-- start of Supplied records --

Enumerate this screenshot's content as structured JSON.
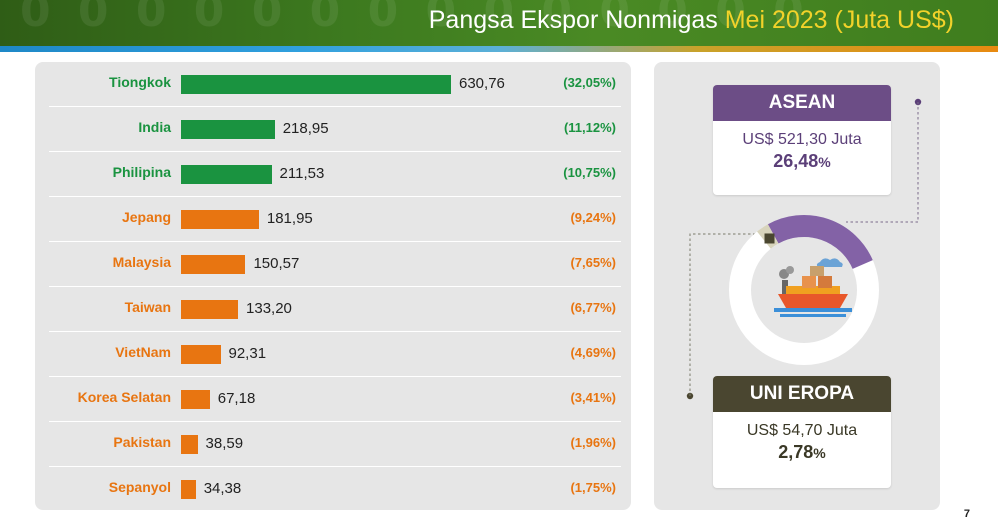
{
  "title": {
    "main": "Pangsa Ekspor Nonmigas ",
    "highlight": "Mei 2023 (Juta US$)"
  },
  "colors": {
    "green": "#1a9340",
    "orange": "#e87511",
    "asean": "#6c4d86",
    "eu": "#4a4630"
  },
  "chart_data": {
    "type": "bar",
    "orientation": "horizontal",
    "categories": [
      "Tiongkok",
      "India",
      "Philipina",
      "Jepang",
      "Malaysia",
      "Taiwan",
      "VietNam",
      "Korea Selatan",
      "Pakistan",
      "Sepanyol"
    ],
    "values": [
      630.76,
      218.95,
      211.53,
      181.95,
      150.57,
      133.2,
      92.31,
      67.18,
      38.59,
      34.38
    ],
    "value_labels": [
      "630,76",
      "218,95",
      "211,53",
      "181,95",
      "150,57",
      "133,20",
      "92,31",
      "67,18",
      "38,59",
      "34,38"
    ],
    "shares": [
      "(32,05%)",
      "(11,12%)",
      "(10,75%)",
      "(9,24%)",
      "(7,65%)",
      "(6,77%)",
      "(4,69%)",
      "(3,41%)",
      "(1,96%)",
      "(1,75%)"
    ],
    "bar_colors": [
      "#1a9340",
      "#1a9340",
      "#1a9340",
      "#e87511",
      "#e87511",
      "#e87511",
      "#e87511",
      "#e87511",
      "#e87511",
      "#e87511"
    ],
    "xlim": [
      0,
      630.76
    ]
  },
  "asean": {
    "title": "ASEAN",
    "value": "US$ 521,30 Juta",
    "share_value": "26,48",
    "share_unit": "%",
    "share": 26.48
  },
  "eu": {
    "title": "UNI EROPA",
    "value": "US$ 54,70 Juta",
    "share_value": "2,78",
    "share_unit": "%",
    "share": 2.78
  },
  "page_number": "7"
}
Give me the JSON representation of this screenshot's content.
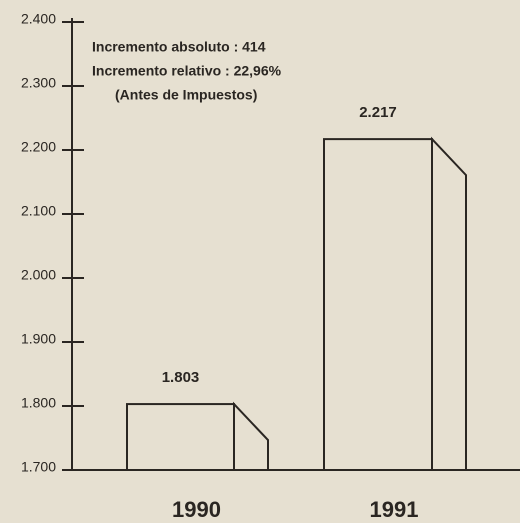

-- end of Supplied records --

• Exercise instructions: Copy out every line holding the string "this".

• Right answer:
Enumerate this screenshot's content as structured JSON.
Give me the JSON representation of this screenshot's content.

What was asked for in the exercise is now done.